# Start of GIVEN INFORMATION

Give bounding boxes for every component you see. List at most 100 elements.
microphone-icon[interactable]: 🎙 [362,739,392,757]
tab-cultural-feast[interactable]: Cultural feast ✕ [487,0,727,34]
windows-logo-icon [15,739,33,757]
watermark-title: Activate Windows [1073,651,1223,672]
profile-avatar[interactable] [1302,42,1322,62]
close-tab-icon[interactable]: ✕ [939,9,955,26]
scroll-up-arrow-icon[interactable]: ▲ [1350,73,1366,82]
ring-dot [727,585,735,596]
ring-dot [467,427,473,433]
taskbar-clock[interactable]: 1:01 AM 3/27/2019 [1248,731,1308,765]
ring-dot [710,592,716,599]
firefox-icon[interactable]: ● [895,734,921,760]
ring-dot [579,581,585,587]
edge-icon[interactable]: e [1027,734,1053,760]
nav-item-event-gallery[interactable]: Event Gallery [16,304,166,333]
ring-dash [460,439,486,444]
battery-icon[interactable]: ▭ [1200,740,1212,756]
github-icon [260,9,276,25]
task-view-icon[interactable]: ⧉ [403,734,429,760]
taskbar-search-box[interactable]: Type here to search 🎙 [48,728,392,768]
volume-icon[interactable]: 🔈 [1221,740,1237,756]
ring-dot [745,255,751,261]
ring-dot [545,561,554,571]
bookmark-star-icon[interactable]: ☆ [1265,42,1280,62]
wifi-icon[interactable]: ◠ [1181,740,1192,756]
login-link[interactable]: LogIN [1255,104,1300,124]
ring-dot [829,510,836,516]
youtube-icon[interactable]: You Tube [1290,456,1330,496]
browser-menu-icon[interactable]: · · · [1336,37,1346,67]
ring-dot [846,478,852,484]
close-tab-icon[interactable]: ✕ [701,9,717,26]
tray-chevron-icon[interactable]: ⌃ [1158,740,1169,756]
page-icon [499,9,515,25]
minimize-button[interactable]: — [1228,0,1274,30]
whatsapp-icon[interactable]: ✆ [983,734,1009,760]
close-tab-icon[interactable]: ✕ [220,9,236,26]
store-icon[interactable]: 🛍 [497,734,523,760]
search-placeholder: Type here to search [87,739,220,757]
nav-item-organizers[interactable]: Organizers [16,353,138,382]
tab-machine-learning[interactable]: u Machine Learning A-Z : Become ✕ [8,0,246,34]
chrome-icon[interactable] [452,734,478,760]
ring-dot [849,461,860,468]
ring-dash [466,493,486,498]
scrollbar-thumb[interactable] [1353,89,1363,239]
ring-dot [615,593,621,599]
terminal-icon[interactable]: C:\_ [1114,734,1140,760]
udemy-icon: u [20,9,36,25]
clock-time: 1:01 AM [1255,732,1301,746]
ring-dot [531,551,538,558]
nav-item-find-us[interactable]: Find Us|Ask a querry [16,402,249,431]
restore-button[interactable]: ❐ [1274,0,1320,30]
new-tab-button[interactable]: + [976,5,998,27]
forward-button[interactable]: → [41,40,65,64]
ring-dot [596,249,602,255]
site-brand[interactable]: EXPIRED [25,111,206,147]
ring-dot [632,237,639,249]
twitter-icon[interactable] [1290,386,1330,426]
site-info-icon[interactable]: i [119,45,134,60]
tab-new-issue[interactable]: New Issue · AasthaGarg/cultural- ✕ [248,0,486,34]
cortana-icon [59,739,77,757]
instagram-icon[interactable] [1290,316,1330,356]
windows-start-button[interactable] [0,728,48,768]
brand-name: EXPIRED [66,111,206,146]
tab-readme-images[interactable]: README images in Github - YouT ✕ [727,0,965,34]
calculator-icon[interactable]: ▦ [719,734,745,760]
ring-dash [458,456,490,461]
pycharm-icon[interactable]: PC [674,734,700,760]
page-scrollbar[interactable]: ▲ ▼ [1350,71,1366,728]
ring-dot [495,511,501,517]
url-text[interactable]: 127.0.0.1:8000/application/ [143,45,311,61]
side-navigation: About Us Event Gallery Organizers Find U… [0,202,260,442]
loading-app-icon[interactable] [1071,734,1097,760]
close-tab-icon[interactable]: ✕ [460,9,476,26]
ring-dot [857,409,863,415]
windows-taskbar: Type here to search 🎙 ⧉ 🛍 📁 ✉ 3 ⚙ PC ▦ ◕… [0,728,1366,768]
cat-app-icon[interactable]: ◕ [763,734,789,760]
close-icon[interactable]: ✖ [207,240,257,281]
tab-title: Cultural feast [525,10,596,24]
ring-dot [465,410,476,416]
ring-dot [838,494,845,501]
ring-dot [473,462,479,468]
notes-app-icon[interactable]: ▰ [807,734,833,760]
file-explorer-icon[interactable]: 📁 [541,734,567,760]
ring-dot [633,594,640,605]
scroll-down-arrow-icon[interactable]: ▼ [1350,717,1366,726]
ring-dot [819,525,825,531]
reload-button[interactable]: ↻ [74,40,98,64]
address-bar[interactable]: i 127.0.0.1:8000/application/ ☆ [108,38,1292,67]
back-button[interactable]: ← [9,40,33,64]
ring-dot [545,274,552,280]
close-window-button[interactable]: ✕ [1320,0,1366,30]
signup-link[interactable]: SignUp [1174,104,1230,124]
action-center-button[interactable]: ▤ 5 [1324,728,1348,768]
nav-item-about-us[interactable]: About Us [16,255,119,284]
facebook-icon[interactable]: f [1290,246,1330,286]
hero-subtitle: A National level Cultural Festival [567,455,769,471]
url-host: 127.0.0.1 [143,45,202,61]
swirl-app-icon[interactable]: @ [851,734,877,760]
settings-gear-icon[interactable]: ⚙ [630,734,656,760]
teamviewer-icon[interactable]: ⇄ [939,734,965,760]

# End of GIVEN INFORMATION

Pull out every line of the items above and reproduce each one unchanged.

#### RESPONSE TO THIS EXERCISE
Give bounding boxes for every component you see. List at most 100 elements.
microphone-icon[interactable]: 🎙 [362,739,392,757]
tab-cultural-feast[interactable]: Cultural feast ✕ [487,0,727,34]
windows-logo-icon [15,739,33,757]
watermark-title: Activate Windows [1073,651,1223,672]
profile-avatar[interactable] [1302,42,1322,62]
close-tab-icon[interactable]: ✕ [939,9,955,26]
scroll-up-arrow-icon[interactable]: ▲ [1350,73,1366,82]
ring-dot [727,585,735,596]
ring-dot [467,427,473,433]
taskbar-clock[interactable]: 1:01 AM 3/27/2019 [1248,731,1308,765]
ring-dot [710,592,716,599]
firefox-icon[interactable]: ● [895,734,921,760]
ring-dot [579,581,585,587]
edge-icon[interactable]: e [1027,734,1053,760]
nav-item-event-gallery[interactable]: Event Gallery [16,304,166,333]
ring-dash [460,439,486,444]
battery-icon[interactable]: ▭ [1200,740,1212,756]
github-icon [260,9,276,25]
task-view-icon[interactable]: ⧉ [403,734,429,760]
taskbar-search-box[interactable]: Type here to search 🎙 [48,728,392,768]
volume-icon[interactable]: 🔈 [1221,740,1237,756]
ring-dot [745,255,751,261]
ring-dot [545,561,554,571]
bookmark-star-icon[interactable]: ☆ [1265,42,1280,62]
wifi-icon[interactable]: ◠ [1181,740,1192,756]
login-link[interactable]: LogIN [1255,104,1300,124]
ring-dot [829,510,836,516]
youtube-icon[interactable]: You Tube [1290,456,1330,496]
browser-menu-icon[interactable]: · · · [1336,37,1346,67]
ring-dot [846,478,852,484]
close-tab-icon[interactable]: ✕ [701,9,717,26]
tray-chevron-icon[interactable]: ⌃ [1158,740,1169,756]
page-icon [499,9,515,25]
minimize-button[interactable]: — [1228,0,1274,30]
whatsapp-icon[interactable]: ✆ [983,734,1009,760]
close-tab-icon[interactable]: ✕ [220,9,236,26]
store-icon[interactable]: 🛍 [497,734,523,760]
search-placeholder: Type here to search [87,739,220,757]
nav-item-organizers[interactable]: Organizers [16,353,138,382]
tab-machine-learning[interactable]: u Machine Learning A-Z : Become ✕ [8,0,246,34]
chrome-icon[interactable] [452,734,478,760]
ring-dot [849,461,860,468]
ring-dash [466,493,486,498]
scrollbar-thumb[interactable] [1353,89,1363,239]
ring-dot [615,593,621,599]
terminal-icon[interactable]: C:\_ [1114,734,1140,760]
udemy-icon: u [20,9,36,25]
clock-time: 1:01 AM [1255,732,1301,746]
ring-dot [531,551,538,558]
nav-item-find-us[interactable]: Find Us|Ask a querry [16,402,249,431]
restore-button[interactable]: ❐ [1274,0,1320,30]
new-tab-button[interactable]: + [976,5,998,27]
forward-button[interactable]: → [41,40,65,64]
ring-dot [596,249,602,255]
site-brand[interactable]: EXPIRED [25,111,206,147]
ring-dot [632,237,639,249]
twitter-icon[interactable] [1290,386,1330,426]
site-info-icon[interactable]: i [119,45,134,60]
tab-new-issue[interactable]: New Issue · AasthaGarg/cultural- ✕ [248,0,486,34]
cortana-icon [59,739,77,757]
instagram-icon[interactable] [1290,316,1330,356]
windows-start-button[interactable] [0,728,48,768]
brand-name: EXPIRED [66,111,206,146]
tab-readme-images[interactable]: README images in Github - YouT ✕ [727,0,965,34]
calculator-icon[interactable]: ▦ [719,734,745,760]
ring-dash [458,456,490,461]
pycharm-icon[interactable]: PC [674,734,700,760]
page-scrollbar[interactable]: ▲ ▼ [1350,71,1366,728]
ring-dot [495,511,501,517]
url-text[interactable]: 127.0.0.1:8000/application/ [143,45,311,61]
side-navigation: About Us Event Gallery Organizers Find U… [0,202,260,442]
loading-app-icon[interactable] [1071,734,1097,760]
close-tab-icon[interactable]: ✕ [460,9,476,26]
ring-dot [857,409,863,415]
windows-taskbar: Type here to search 🎙 ⧉ 🛍 📁 ✉ 3 ⚙ PC ▦ ◕… [0,728,1366,768]
cat-app-icon[interactable]: ◕ [763,734,789,760]
close-icon[interactable]: ✖ [207,240,257,281]
tab-title: Cultural feast [525,10,596,24]
ring-dot [465,410,476,416]
ring-dot [838,494,845,501]
ring-dot [473,462,479,468]
notes-app-icon[interactable]: ▰ [807,734,833,760]
file-explorer-icon[interactable]: 📁 [541,734,567,760]
ring-dot [633,594,640,605]
scroll-down-arrow-icon[interactable]: ▼ [1350,717,1366,726]
ring-dot [819,525,825,531]
reload-button[interactable]: ↻ [74,40,98,64]
address-bar[interactable]: i 127.0.0.1:8000/application/ ☆ [108,38,1292,67]
back-button[interactable]: ← [9,40,33,64]
ring-dot [545,274,552,280]
close-window-button[interactable]: ✕ [1320,0,1366,30]
signup-link[interactable]: SignUp [1174,104,1230,124]
action-center-button[interactable]: ▤ 5 [1324,728,1348,768]
nav-item-about-us[interactable]: About Us [16,255,119,284]
facebook-icon[interactable]: f [1290,246,1330,286]
hero-subtitle: A National level Cultural Festival [567,455,769,471]
url-host: 127.0.0.1 [143,45,202,61]
swirl-app-icon[interactable]: @ [851,734,877,760]
settings-gear-icon[interactable]: ⚙ [630,734,656,760]
teamviewer-icon[interactable]: ⇄ [939,734,965,760]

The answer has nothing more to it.